Excerpt from a dataset:
○ ○ ○
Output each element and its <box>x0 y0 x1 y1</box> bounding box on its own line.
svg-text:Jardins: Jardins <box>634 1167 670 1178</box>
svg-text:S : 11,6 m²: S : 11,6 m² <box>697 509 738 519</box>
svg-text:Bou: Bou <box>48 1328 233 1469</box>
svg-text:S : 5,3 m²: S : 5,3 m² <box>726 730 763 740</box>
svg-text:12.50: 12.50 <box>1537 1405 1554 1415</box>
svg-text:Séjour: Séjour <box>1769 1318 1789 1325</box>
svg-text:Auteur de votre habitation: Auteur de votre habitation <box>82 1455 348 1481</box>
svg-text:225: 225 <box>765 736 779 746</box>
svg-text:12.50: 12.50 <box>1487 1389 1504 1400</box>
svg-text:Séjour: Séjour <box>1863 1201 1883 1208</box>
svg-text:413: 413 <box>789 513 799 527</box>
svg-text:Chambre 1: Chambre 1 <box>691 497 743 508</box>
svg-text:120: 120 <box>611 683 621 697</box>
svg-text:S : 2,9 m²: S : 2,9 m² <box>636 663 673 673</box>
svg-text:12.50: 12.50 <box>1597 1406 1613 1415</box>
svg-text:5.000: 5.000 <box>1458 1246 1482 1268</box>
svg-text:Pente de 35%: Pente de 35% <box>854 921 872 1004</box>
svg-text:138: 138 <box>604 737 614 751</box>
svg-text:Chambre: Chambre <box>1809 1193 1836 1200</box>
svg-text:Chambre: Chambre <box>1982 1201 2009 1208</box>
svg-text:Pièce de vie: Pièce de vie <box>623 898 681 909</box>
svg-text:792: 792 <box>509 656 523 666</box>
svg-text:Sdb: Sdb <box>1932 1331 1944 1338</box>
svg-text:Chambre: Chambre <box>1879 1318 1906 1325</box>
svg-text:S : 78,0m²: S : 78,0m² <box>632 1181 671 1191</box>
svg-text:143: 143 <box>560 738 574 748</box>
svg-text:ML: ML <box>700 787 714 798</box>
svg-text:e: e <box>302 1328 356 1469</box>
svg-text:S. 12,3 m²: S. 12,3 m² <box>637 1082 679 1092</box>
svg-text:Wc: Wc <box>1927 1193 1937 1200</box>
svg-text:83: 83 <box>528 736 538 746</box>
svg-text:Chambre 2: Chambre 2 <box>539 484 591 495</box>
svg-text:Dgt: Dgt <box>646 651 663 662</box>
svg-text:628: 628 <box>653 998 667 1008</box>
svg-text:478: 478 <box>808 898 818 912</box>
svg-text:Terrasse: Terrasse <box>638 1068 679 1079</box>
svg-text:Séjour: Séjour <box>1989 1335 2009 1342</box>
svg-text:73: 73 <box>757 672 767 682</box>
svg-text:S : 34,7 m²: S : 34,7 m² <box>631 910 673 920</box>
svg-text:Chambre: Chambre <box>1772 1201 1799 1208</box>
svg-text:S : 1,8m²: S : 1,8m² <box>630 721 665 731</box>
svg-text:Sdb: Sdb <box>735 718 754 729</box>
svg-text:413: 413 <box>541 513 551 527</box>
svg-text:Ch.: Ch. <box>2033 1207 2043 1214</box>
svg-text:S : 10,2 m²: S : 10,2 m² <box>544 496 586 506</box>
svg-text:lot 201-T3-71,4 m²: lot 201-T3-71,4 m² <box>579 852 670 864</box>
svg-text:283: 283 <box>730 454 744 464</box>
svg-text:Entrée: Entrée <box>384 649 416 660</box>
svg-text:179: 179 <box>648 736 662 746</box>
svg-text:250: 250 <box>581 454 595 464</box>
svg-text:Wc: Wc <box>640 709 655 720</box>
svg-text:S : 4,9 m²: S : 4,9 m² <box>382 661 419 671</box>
○ ○ ○
● **THE EXERCISE**: Gather every line in the items above that contains the word "Séjour", and copy each one in full. Case counts.

● **ANSWER FOR THE TASK**:
svg-text:Séjour: Séjour <box>1769 1318 1789 1325</box>
svg-text:Séjour: Séjour <box>1863 1201 1883 1208</box>
svg-text:Séjour: Séjour <box>1989 1335 2009 1342</box>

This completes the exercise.